**What you have to do**
Return every record below exactly as written, but leave out the pictures.

**Extracted information**
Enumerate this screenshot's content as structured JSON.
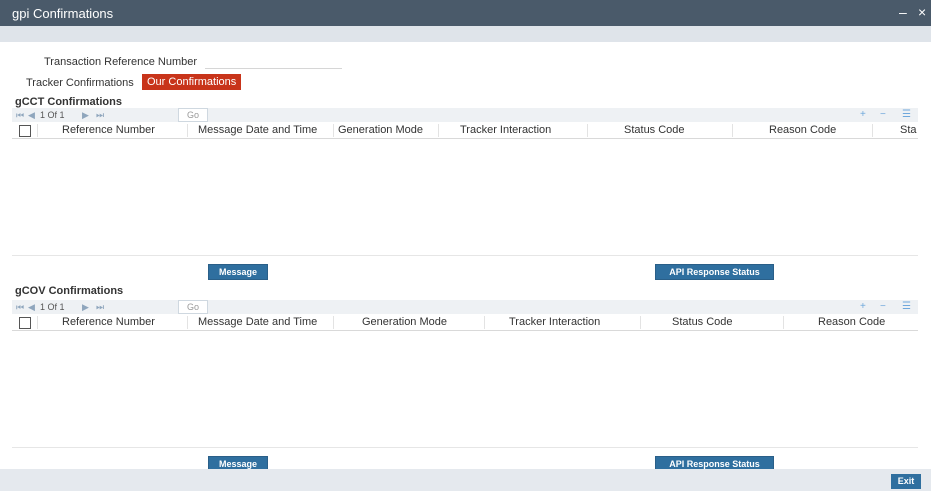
{
  "window": {
    "title": "gpi Confirmations",
    "minimize": "–",
    "close": "×"
  },
  "form": {
    "trn_label": "Transaction Reference Number",
    "trn_value": ""
  },
  "tabs": {
    "tracker": "Tracker Confirmations",
    "our": "Our Confirmations"
  },
  "gcct": {
    "title": "gCCT Confirmations",
    "pager": {
      "first": "⏮",
      "prev": "◀",
      "page_text": "1 Of 1",
      "next": "▶",
      "last": "⏭",
      "go": "Go"
    },
    "columns": [
      "Reference Number",
      "Message Date and Time",
      "Generation Mode",
      "Tracker Interaction",
      "Status Code",
      "Reason Code",
      "Sta"
    ],
    "buttons": {
      "message": "Message",
      "api": "API Response Status"
    }
  },
  "gcov": {
    "title": "gCOV Confirmations",
    "pager": {
      "first": "⏮",
      "prev": "◀",
      "page_text": "1 Of 1",
      "next": "▶",
      "last": "⏭",
      "go": "Go"
    },
    "columns": [
      "Reference Number",
      "Message Date and Time",
      "Generation Mode",
      "Tracker Interaction",
      "Status Code",
      "Reason Code"
    ],
    "buttons": {
      "message": "Message",
      "api": "API Response Status"
    }
  },
  "grid_tools": {
    "add": "+",
    "remove": "−",
    "settings": "☰"
  },
  "footer": {
    "exit": "Exit"
  }
}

**Expected answer**
Enumerate this screenshot's content as structured JSON.
{
  "window": {
    "title": "gpi Confirmations",
    "minimize": "–",
    "close": "×"
  },
  "form": {
    "trn_label": "Transaction Reference Number",
    "trn_value": ""
  },
  "tabs": {
    "tracker": "Tracker Confirmations",
    "our": "Our Confirmations"
  },
  "gcct": {
    "title": "gCCT Confirmations",
    "pager": {
      "first": "⏮",
      "prev": "◀",
      "page_text": "1 Of 1",
      "next": "▶",
      "last": "⏭",
      "go": "Go"
    },
    "columns": [
      "Reference Number",
      "Message Date and Time",
      "Generation Mode",
      "Tracker Interaction",
      "Status Code",
      "Reason Code",
      "Sta"
    ],
    "buttons": {
      "message": "Message",
      "api": "API Response Status"
    }
  },
  "gcov": {
    "title": "gCOV Confirmations",
    "pager": {
      "first": "⏮",
      "prev": "◀",
      "page_text": "1 Of 1",
      "next": "▶",
      "last": "⏭",
      "go": "Go"
    },
    "columns": [
      "Reference Number",
      "Message Date and Time",
      "Generation Mode",
      "Tracker Interaction",
      "Status Code",
      "Reason Code"
    ],
    "buttons": {
      "message": "Message",
      "api": "API Response Status"
    }
  },
  "grid_tools": {
    "add": "+",
    "remove": "−",
    "settings": "☰"
  },
  "footer": {
    "exit": "Exit"
  }
}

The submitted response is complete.